━━━━━ Source records
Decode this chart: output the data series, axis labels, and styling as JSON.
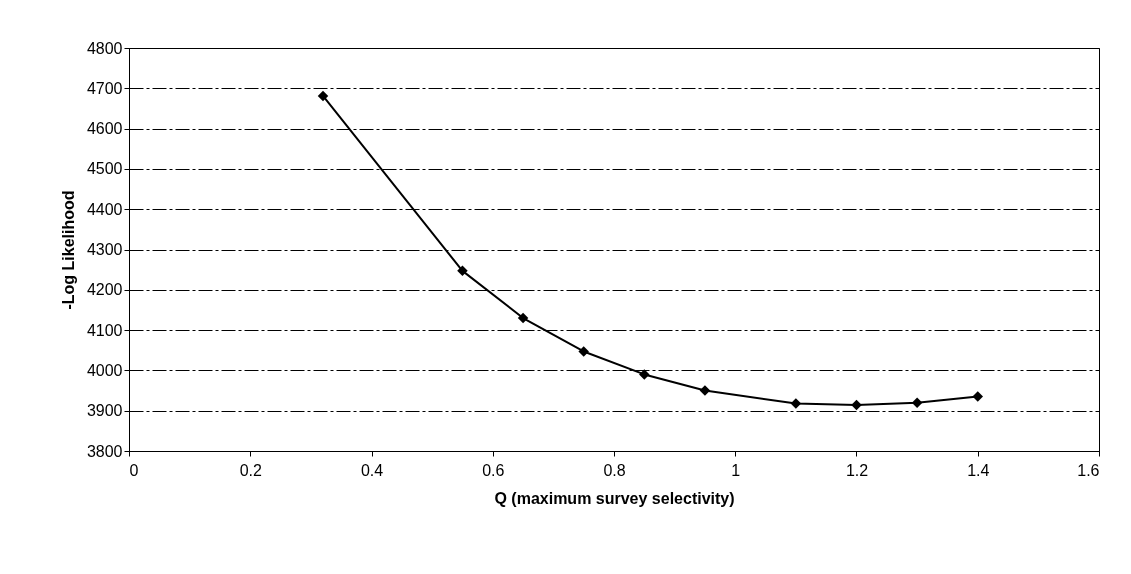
{
  "chart_data": {
    "type": "line",
    "xlabel": "Q (maximum survey selectivity)",
    "ylabel": "-Log Likelihood",
    "x": [
      0.32,
      0.55,
      0.65,
      0.75,
      0.85,
      0.95,
      1.1,
      1.2,
      1.3,
      1.4
    ],
    "series": [
      {
        "color": "#000000",
        "values": [
          4681,
          4247,
          4130,
          4047,
          3990,
          3950,
          3918,
          3914,
          3920,
          3935
        ]
      }
    ],
    "xlim": [
      0,
      1.6
    ],
    "xticks": [
      0,
      0.2,
      0.4,
      0.6,
      0.8,
      1,
      1.2,
      1.4,
      1.6
    ],
    "ylim": [
      3800,
      4800
    ],
    "yticks": [
      3800,
      3900,
      4000,
      4100,
      4200,
      4300,
      4400,
      4500,
      4600,
      4700,
      4800
    ],
    "grid": "y",
    "marker": "diamond",
    "line_style": "solid"
  }
}
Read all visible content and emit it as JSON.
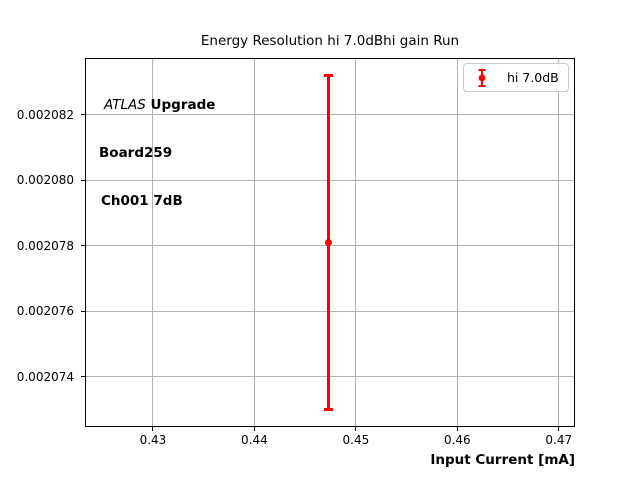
{
  "chart_data": {
    "type": "scatter",
    "subtype": "errorbar",
    "title": "Energy Resolution hi 7.0dBhi gain Run",
    "xlabel": "Input Current [mA]",
    "ylabel": "",
    "xlim": [
      0.4234,
      0.4715
    ],
    "ylim": [
      0.0020725,
      0.0020837
    ],
    "grid": true,
    "xticks": [
      0.43,
      0.44,
      0.45,
      0.46,
      0.47
    ],
    "xtick_labels": [
      "0.43",
      "0.44",
      "0.45",
      "0.46",
      "0.47"
    ],
    "yticks": [
      0.002074,
      0.002076,
      0.002078,
      0.00208,
      0.002082
    ],
    "ytick_labels": [
      "0.002074",
      "0.002076",
      "0.002078",
      "0.002080",
      "0.002082"
    ],
    "series": [
      {
        "name": "hi 7.0dB",
        "color": "#ff0000",
        "marker": "circle",
        "points": [
          {
            "x": 0.4473,
            "y": 0.0020781,
            "yerr": 5.1e-06
          }
        ]
      }
    ],
    "legend": {
      "position": "upper right",
      "entries": [
        "hi 7.0dB"
      ]
    },
    "annotation": {
      "line1_italic": "ATLAS",
      "line1_bold": "Upgrade",
      "line2": "Board259",
      "line3": "Ch001 7dB"
    }
  },
  "colors": {
    "series": "#ff0000",
    "grid": "#b0b0b0",
    "frame": "#000000",
    "legend_border": "#cccccc",
    "text": "#000000",
    "background": "#ffffff"
  }
}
━━━━━━━━━━
▸ **Exercise requirements**
Exact duplication of all the records is required; pictures are omitted from the copy.

▸ **In response**
Decode this chart: output the data series, axis labels, and styling as JSON.
{
  "chart_data": {
    "type": "line",
    "xlabel": "Q (maximum survey selectivity)",
    "ylabel": "-Log Likelihood",
    "x": [
      0.32,
      0.55,
      0.65,
      0.75,
      0.85,
      0.95,
      1.1,
      1.2,
      1.3,
      1.4
    ],
    "series": [
      {
        "color": "#000000",
        "values": [
          4681,
          4247,
          4130,
          4047,
          3990,
          3950,
          3918,
          3914,
          3920,
          3935
        ]
      }
    ],
    "xlim": [
      0,
      1.6
    ],
    "xticks": [
      0,
      0.2,
      0.4,
      0.6,
      0.8,
      1,
      1.2,
      1.4,
      1.6
    ],
    "ylim": [
      3800,
      4800
    ],
    "yticks": [
      3800,
      3900,
      4000,
      4100,
      4200,
      4300,
      4400,
      4500,
      4600,
      4700,
      4800
    ],
    "grid": "y",
    "marker": "diamond",
    "line_style": "solid"
  }
}
Read all visible content and emit it as JSON.
{
  "chart_data": {
    "type": "scatter",
    "subtype": "errorbar",
    "title": "Energy Resolution hi 7.0dBhi gain Run",
    "xlabel": "Input Current [mA]",
    "ylabel": "",
    "xlim": [
      0.4234,
      0.4715
    ],
    "ylim": [
      0.0020725,
      0.0020837
    ],
    "grid": true,
    "xticks": [
      0.43,
      0.44,
      0.45,
      0.46,
      0.47
    ],
    "xtick_labels": [
      "0.43",
      "0.44",
      "0.45",
      "0.46",
      "0.47"
    ],
    "yticks": [
      0.002074,
      0.002076,
      0.002078,
      0.00208,
      0.002082
    ],
    "ytick_labels": [
      "0.002074",
      "0.002076",
      "0.002078",
      "0.002080",
      "0.002082"
    ],
    "series": [
      {
        "name": "hi 7.0dB",
        "color": "#ff0000",
        "marker": "circle",
        "points": [
          {
            "x": 0.4473,
            "y": 0.0020781,
            "yerr": 5.1e-06
          }
        ]
      }
    ],
    "legend": {
      "position": "upper right",
      "entries": [
        "hi 7.0dB"
      ]
    },
    "annotation": {
      "line1_italic": "ATLAS",
      "line1_bold": "Upgrade",
      "line2": "Board259",
      "line3": "Ch001 7dB"
    }
  },
  "colors": {
    "series": "#ff0000",
    "grid": "#b0b0b0",
    "frame": "#000000",
    "legend_border": "#cccccc",
    "text": "#000000",
    "background": "#ffffff"
  }
}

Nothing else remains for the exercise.